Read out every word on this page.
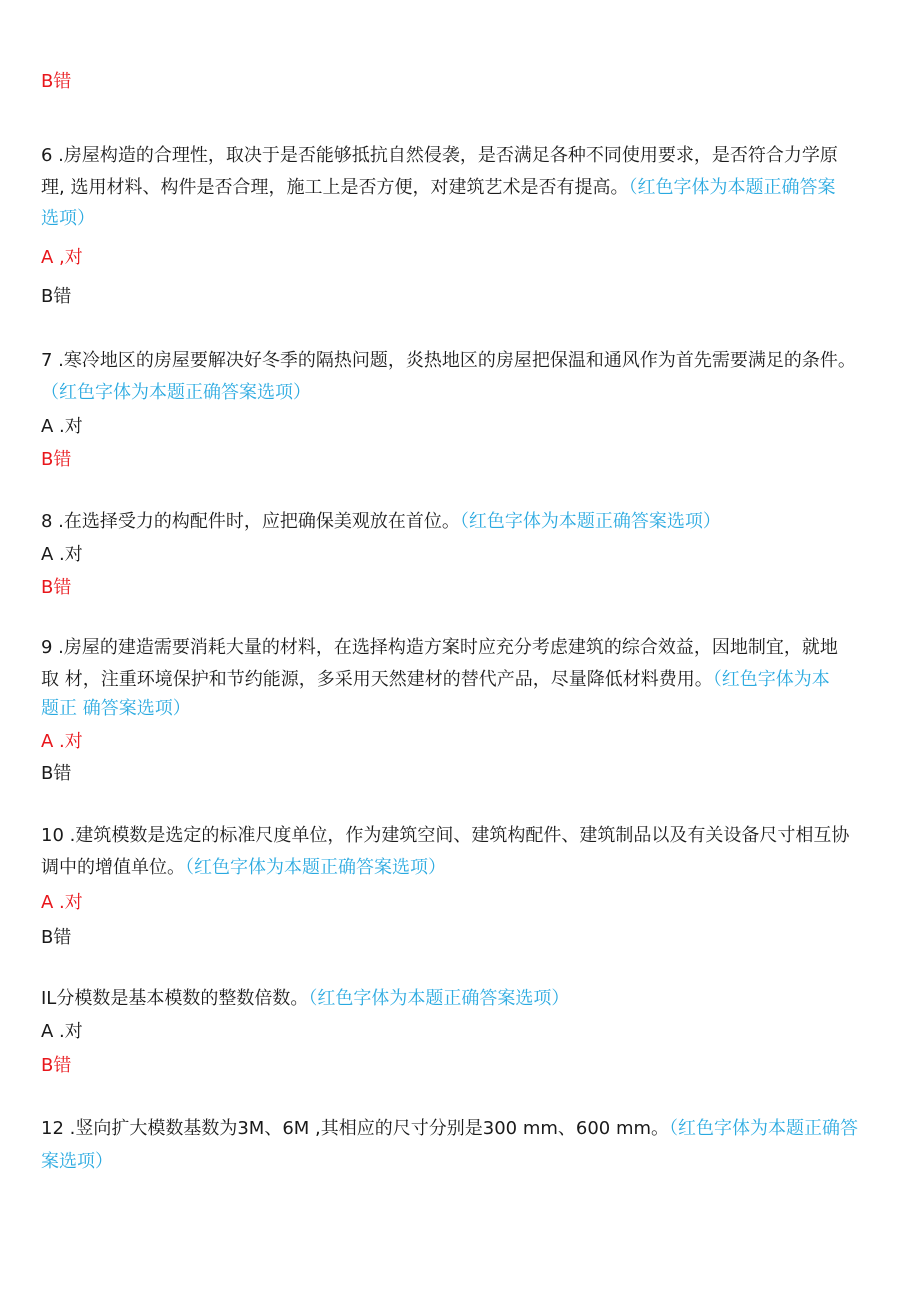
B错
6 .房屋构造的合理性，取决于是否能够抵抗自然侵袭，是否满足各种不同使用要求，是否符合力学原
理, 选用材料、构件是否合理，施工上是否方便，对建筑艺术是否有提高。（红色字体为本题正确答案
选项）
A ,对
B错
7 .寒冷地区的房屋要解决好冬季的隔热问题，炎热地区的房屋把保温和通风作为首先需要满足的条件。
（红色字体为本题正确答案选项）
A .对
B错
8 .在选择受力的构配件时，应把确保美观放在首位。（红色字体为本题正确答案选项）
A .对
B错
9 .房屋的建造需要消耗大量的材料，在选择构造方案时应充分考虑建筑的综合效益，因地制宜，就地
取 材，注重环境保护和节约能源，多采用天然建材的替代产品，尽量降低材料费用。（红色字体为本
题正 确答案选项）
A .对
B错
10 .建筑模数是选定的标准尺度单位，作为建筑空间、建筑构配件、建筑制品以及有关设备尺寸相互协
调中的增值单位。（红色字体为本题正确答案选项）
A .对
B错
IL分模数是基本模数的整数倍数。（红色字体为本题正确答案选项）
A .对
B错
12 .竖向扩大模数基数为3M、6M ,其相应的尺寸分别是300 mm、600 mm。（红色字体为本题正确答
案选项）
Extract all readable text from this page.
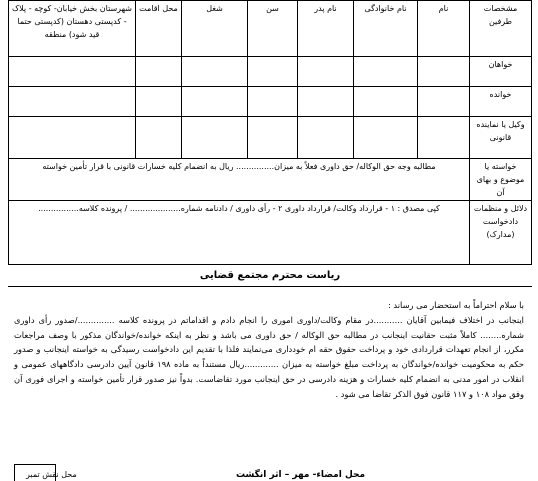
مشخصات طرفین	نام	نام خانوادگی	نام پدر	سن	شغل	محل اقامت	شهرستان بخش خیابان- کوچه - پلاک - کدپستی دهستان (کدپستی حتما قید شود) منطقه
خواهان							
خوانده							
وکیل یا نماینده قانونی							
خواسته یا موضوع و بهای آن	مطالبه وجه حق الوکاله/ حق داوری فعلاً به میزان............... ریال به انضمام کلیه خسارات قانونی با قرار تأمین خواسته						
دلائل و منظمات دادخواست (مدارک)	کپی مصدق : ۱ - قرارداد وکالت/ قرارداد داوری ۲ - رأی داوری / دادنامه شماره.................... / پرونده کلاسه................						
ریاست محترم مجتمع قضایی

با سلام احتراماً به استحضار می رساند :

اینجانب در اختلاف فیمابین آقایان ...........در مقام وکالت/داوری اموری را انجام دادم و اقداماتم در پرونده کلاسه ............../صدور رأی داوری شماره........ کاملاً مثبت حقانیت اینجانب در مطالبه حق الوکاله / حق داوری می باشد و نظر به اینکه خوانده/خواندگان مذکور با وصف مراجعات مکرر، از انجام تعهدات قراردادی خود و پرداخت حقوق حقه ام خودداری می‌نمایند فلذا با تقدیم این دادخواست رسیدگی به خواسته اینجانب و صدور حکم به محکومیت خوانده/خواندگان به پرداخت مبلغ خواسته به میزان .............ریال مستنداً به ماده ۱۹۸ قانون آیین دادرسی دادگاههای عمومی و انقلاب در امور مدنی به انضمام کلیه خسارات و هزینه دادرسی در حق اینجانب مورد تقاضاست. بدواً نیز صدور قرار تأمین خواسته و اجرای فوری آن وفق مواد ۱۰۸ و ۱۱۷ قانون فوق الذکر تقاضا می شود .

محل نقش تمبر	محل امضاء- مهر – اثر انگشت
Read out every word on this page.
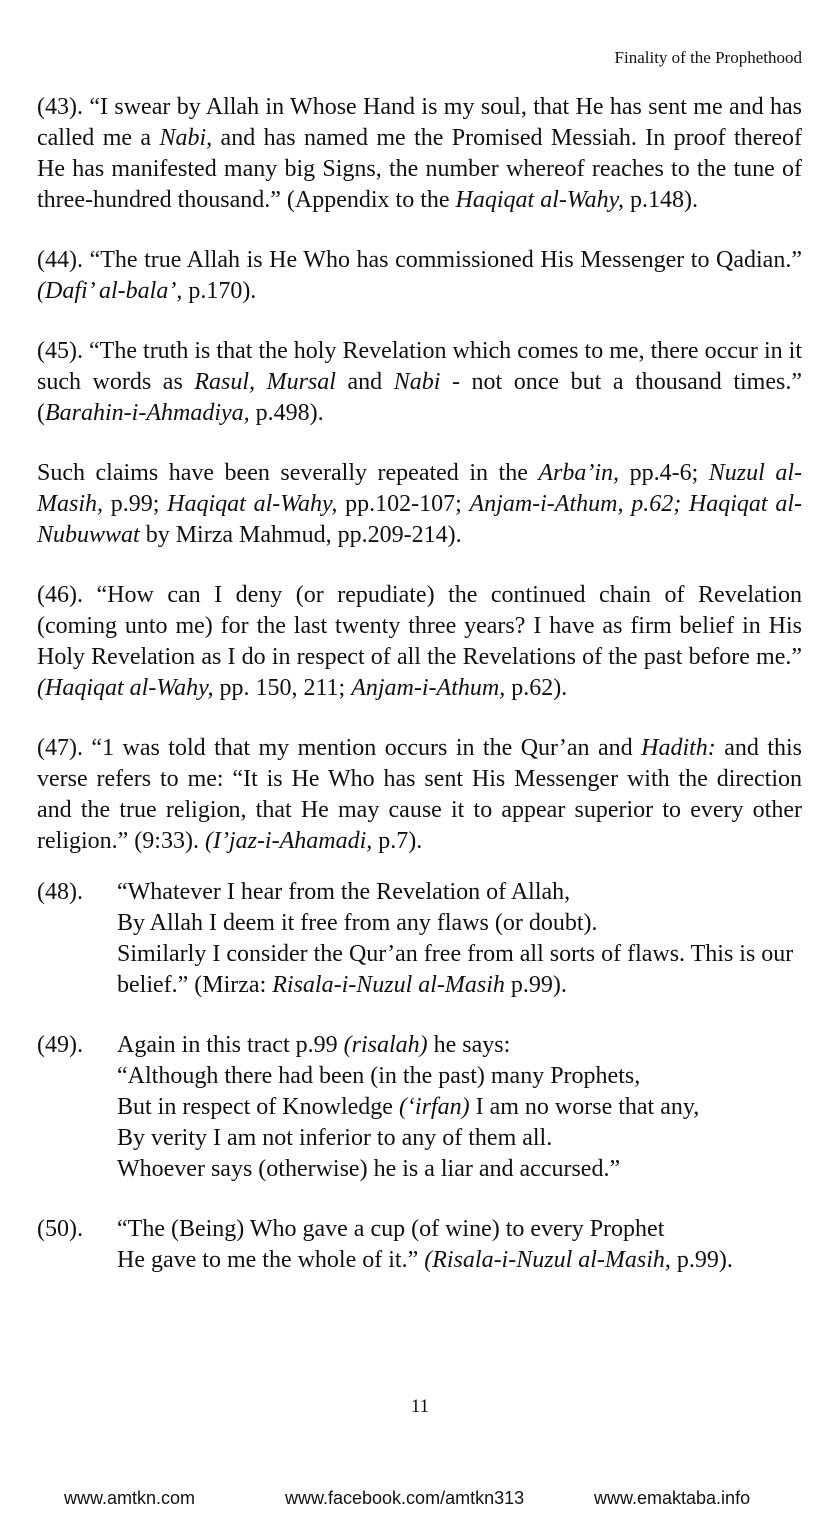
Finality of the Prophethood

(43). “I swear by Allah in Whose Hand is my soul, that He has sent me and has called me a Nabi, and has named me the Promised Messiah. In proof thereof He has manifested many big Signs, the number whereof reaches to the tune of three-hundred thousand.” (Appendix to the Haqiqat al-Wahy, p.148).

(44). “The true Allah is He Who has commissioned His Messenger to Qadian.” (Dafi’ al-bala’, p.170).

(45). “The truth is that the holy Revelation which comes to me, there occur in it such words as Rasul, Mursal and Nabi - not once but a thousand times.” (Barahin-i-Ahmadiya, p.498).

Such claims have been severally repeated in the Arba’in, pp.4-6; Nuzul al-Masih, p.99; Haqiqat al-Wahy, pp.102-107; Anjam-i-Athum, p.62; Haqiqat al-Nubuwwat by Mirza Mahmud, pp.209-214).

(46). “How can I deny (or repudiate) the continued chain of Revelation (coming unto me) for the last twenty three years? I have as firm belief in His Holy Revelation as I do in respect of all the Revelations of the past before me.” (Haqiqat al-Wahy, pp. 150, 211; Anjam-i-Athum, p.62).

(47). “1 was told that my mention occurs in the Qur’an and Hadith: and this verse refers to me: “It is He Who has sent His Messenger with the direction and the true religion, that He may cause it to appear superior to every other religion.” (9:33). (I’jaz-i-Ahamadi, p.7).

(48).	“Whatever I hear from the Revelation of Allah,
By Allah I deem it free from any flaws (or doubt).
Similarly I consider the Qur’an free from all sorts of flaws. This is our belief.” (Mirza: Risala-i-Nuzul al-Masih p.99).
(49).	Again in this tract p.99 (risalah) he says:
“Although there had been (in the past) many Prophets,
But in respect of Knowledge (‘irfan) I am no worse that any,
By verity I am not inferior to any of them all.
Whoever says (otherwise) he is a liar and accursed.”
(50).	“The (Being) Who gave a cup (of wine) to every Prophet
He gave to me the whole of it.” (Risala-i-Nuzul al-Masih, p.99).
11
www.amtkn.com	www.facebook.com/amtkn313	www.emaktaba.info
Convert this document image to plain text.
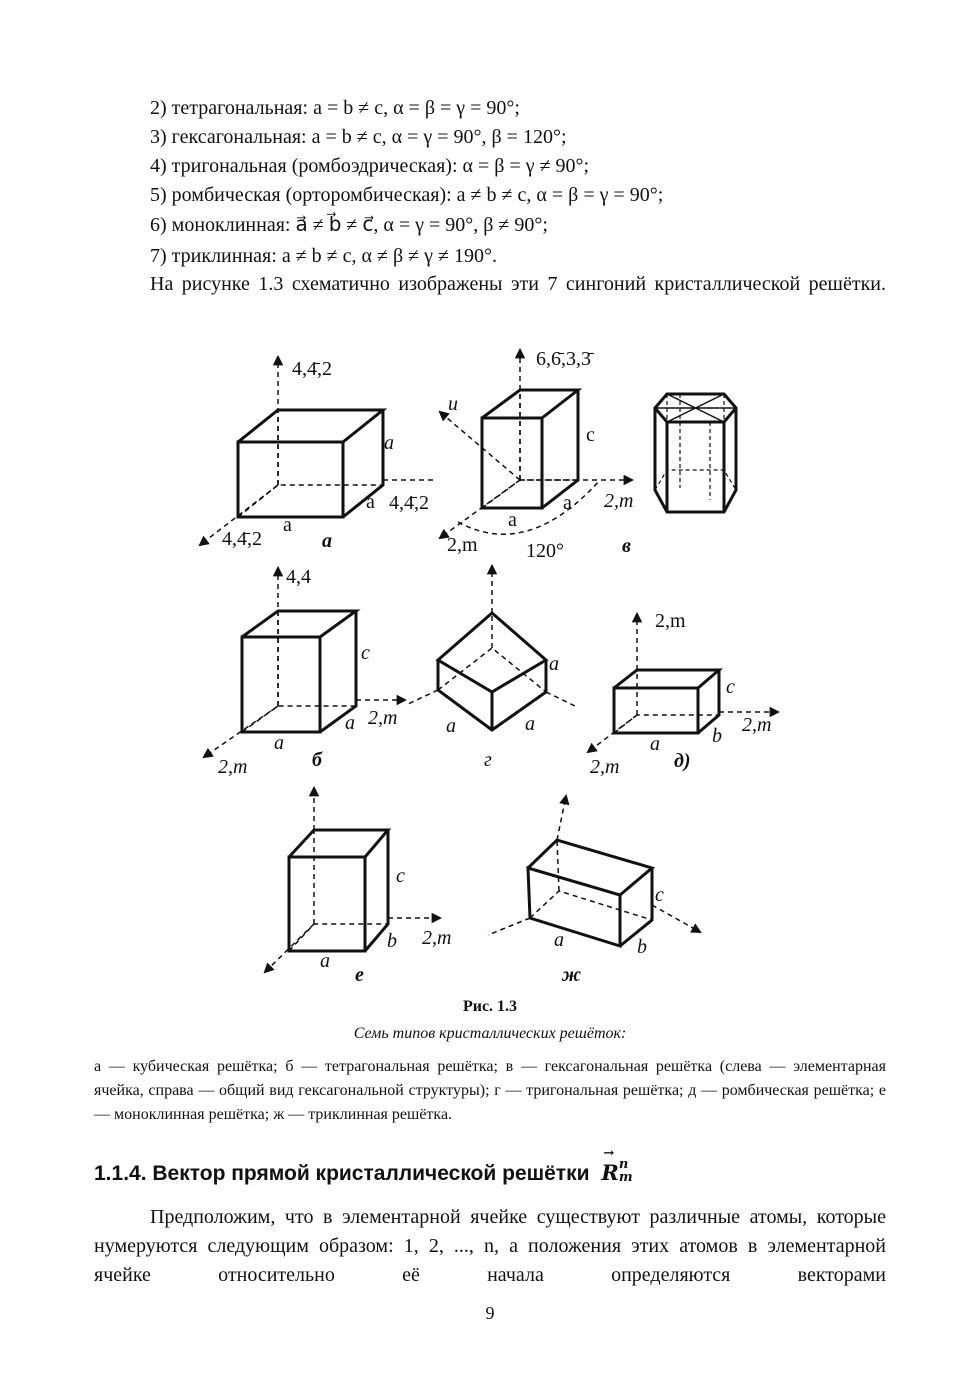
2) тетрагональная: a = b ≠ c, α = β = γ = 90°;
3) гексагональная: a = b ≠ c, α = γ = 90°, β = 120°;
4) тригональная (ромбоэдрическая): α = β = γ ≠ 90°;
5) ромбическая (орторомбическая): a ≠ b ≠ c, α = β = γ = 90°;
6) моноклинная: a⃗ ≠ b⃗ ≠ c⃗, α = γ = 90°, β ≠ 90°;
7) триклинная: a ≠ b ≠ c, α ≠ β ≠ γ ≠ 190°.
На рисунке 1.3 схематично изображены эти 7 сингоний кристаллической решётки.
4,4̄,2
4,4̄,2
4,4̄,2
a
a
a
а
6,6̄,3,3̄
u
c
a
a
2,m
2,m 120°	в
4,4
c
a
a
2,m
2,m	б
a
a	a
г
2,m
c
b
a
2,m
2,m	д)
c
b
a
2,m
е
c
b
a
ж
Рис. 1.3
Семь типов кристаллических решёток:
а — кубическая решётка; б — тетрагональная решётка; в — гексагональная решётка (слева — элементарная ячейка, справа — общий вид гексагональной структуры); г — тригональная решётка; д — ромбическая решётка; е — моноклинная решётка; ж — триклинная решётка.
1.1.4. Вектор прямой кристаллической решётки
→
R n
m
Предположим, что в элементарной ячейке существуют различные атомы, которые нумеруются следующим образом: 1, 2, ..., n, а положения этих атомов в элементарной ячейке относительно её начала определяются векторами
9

== GIVEN REQUEST ==
Find the line containing "Convert this document image to plain text." in the listing above. Restate it and every line after it, word for word, through the final line, leaving out the pictures.

== OUTPUT FOR THIS EXERCISE ==
Convert this document image to plain text.
2) тетрагональная: a = b ≠ c, α = β = γ = 90°;
3) гексагональная: a = b ≠ c, α = γ = 90°, β = 120°;
4) тригональная (ромбоэдрическая): α = β = γ ≠ 90°;
5) ромбическая (орторомбическая): a ≠ b ≠ c, α = β = γ = 90°;
6) моноклинная: a⃗ ≠ b⃗ ≠ c⃗, α = γ = 90°, β ≠ 90°;
7) триклинная: a ≠ b ≠ c, α ≠ β ≠ γ ≠ 190°.
На рисунке 1.3 схематично изображены эти 7 сингоний кристаллической решётки.
4,4̄,2
4,4̄,2
4,4̄,2
a
a
a
а
6,6̄,3,3̄
u
c
a
a
2,m
2,m 120°	в
4,4
c
a
a
2,m
2,m	б
a
a	a
г
2,m
c
b
a
2,m
2,m	д)
c
b
a
2,m
е
c
b
a
ж
Рис. 1.3
Семь типов кристаллических решёток:
а — кубическая решётка; б — тетрагональная решётка; в — гексагональная решётка (слева — элементарная ячейка, справа — общий вид гексагональной структуры); г — тригональная решётка; д — ромбическая решётка; е — моноклинная решётка; ж — триклинная решётка.
1.1.4. Вектор прямой кристаллической решётки
→
R n
m
Предположим, что в элементарной ячейке существуют различные атомы, которые нумеруются следующим образом: 1, 2, ..., n, а положения этих атомов в элементарной ячейке относительно её начала определяются векторами
9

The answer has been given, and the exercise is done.